> _Direction_
Lines containing the word "показателей" need to be counted. Please reply with how many there are, and nothing else.

> _The data_
------------------------

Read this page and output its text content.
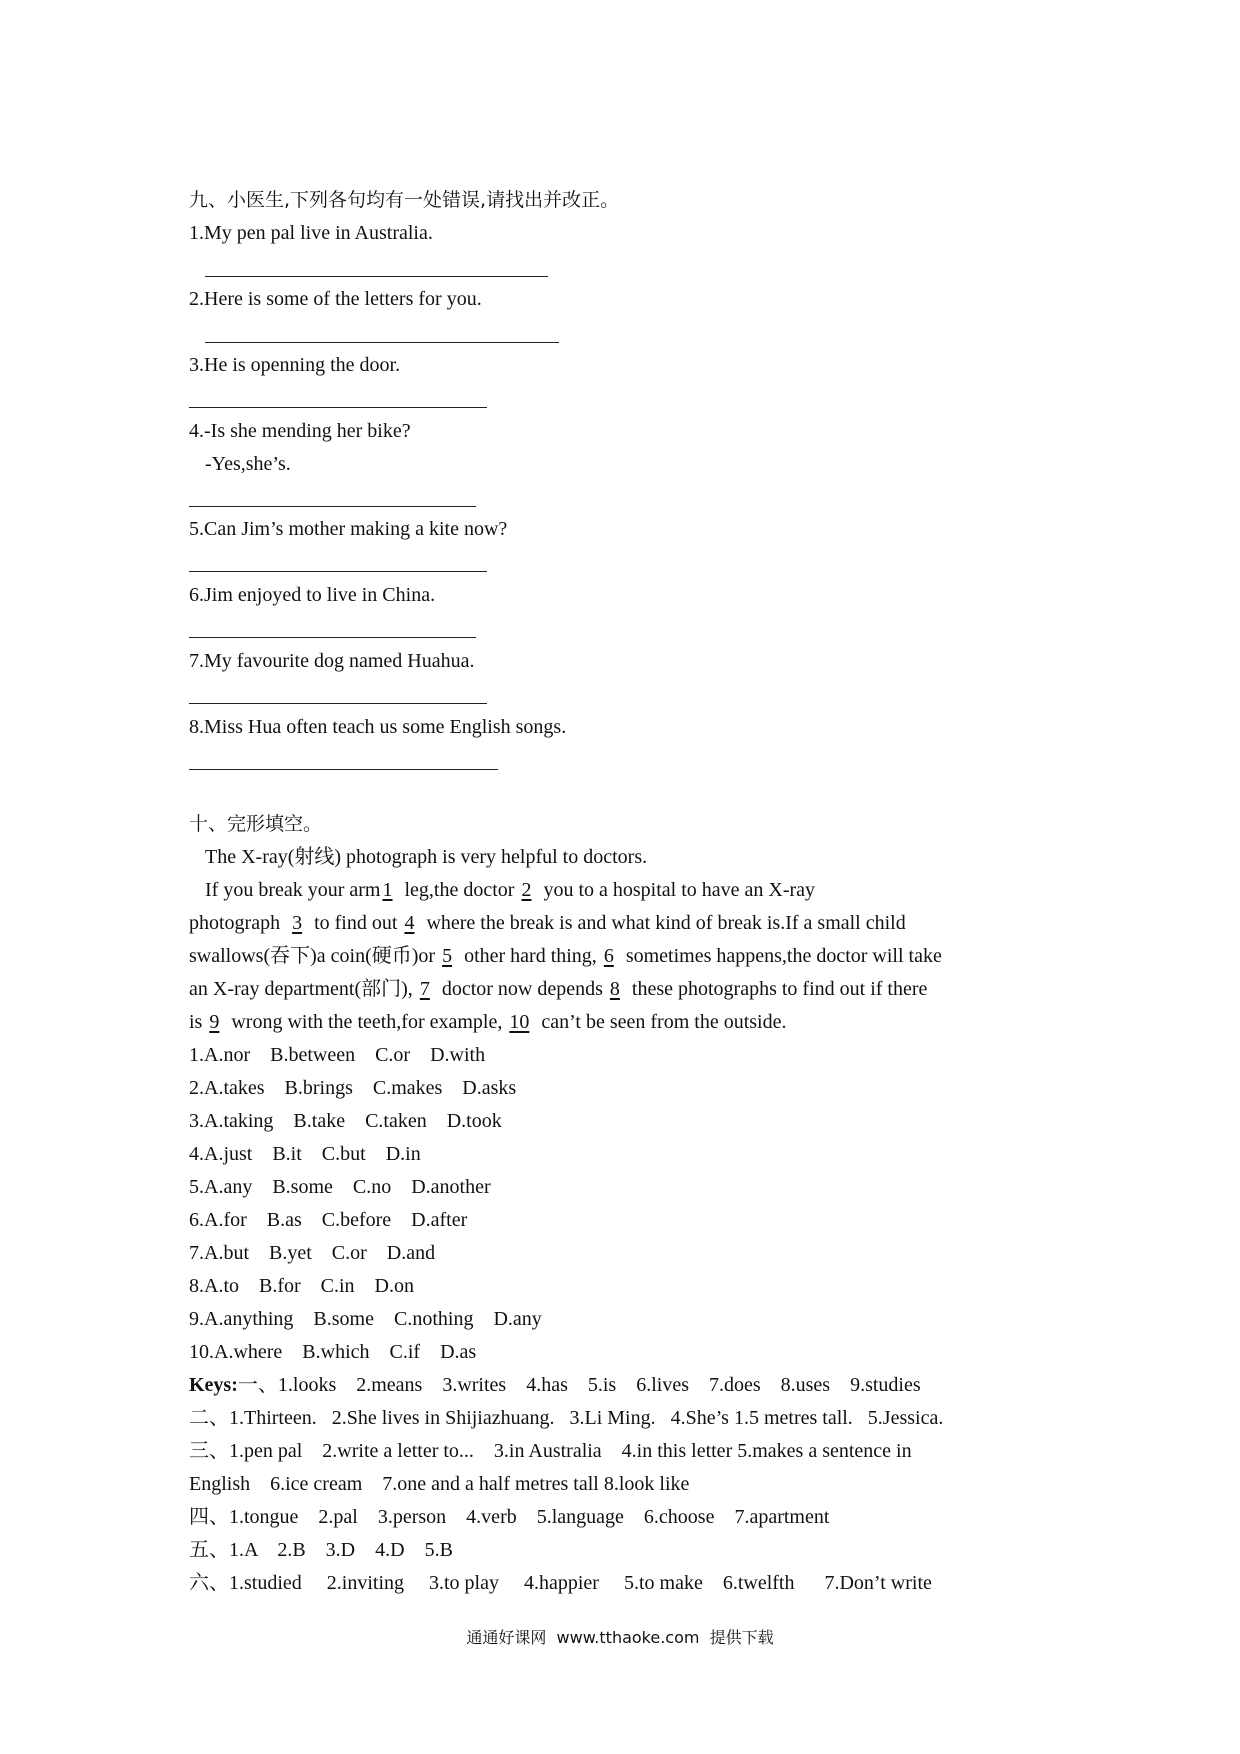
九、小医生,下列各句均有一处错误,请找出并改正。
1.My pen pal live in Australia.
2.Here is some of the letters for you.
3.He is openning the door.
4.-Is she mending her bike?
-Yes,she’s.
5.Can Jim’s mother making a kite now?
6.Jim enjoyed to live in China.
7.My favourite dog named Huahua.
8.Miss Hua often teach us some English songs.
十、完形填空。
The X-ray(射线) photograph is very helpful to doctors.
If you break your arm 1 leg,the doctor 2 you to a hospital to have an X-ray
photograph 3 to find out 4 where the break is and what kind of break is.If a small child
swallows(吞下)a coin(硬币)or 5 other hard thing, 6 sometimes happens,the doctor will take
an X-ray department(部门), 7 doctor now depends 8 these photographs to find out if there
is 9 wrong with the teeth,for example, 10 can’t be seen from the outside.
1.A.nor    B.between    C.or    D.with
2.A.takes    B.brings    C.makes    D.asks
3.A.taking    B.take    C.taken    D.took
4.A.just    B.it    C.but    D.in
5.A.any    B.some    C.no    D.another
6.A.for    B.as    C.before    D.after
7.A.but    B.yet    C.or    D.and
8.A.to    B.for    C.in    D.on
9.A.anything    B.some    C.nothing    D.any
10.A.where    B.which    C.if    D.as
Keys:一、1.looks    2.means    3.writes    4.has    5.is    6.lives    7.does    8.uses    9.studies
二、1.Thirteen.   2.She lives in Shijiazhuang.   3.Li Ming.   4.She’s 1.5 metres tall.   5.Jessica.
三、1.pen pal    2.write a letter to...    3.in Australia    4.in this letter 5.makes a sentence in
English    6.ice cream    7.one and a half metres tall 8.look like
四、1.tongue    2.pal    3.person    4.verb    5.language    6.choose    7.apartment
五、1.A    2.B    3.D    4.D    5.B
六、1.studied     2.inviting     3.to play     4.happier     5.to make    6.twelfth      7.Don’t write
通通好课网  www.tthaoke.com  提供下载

------------------------

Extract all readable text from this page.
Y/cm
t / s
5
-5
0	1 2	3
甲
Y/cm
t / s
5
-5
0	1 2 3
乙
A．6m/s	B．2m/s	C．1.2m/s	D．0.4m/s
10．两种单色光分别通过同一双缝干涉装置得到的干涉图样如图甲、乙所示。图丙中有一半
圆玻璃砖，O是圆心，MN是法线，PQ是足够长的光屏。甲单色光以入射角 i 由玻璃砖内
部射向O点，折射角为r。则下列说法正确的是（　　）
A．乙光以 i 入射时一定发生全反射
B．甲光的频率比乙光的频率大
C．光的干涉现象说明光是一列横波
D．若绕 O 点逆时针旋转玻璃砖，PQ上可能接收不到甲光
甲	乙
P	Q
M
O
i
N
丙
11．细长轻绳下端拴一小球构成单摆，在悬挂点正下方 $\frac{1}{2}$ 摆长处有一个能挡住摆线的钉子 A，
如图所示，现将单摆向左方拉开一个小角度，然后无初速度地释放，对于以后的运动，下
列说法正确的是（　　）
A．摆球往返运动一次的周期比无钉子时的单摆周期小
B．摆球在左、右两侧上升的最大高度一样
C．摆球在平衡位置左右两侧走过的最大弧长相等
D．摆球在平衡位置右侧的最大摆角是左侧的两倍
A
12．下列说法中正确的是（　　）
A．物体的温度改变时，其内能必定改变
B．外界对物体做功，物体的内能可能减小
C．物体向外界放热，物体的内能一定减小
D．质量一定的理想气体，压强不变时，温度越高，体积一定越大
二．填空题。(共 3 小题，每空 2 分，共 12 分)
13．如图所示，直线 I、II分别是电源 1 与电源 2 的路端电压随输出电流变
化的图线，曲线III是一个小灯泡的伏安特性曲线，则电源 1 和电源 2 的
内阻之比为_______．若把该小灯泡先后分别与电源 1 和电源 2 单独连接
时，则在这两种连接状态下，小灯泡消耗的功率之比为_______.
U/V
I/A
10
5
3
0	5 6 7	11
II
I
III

------------------------

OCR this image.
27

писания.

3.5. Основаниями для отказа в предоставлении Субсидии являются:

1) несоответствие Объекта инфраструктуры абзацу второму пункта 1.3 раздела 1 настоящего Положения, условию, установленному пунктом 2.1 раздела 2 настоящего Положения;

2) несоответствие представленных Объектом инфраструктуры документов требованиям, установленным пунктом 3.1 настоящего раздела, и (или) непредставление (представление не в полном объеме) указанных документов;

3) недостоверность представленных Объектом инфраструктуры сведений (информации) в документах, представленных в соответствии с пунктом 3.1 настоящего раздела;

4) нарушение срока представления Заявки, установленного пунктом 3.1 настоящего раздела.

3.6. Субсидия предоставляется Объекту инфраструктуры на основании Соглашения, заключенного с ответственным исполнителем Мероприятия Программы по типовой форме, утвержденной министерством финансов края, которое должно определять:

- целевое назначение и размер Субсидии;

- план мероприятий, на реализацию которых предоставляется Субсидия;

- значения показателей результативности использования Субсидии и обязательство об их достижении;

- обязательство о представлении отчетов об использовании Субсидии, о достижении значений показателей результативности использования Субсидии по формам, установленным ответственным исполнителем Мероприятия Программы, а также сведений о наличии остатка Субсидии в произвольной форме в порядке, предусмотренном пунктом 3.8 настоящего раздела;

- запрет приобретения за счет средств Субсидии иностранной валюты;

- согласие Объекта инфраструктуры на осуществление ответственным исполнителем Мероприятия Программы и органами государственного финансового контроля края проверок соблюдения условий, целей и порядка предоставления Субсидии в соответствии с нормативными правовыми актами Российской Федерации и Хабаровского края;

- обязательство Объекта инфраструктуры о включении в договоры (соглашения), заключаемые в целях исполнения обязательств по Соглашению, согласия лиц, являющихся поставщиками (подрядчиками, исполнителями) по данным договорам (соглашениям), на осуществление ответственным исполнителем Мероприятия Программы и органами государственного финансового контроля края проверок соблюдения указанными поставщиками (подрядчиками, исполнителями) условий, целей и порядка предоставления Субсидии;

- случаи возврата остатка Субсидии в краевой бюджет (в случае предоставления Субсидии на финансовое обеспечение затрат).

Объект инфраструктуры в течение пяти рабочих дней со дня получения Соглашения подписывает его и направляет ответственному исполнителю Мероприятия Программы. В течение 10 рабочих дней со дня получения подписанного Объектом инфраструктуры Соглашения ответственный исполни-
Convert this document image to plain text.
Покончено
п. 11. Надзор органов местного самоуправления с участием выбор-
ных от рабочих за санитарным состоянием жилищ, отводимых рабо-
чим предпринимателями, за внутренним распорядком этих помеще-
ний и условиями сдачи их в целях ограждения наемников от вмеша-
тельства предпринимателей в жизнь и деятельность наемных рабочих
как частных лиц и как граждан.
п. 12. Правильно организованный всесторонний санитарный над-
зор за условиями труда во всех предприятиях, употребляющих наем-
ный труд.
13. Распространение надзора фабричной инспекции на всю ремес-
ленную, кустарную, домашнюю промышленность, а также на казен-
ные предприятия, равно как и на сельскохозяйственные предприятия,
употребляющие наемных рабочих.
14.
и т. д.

------------------------

> _Full response_
2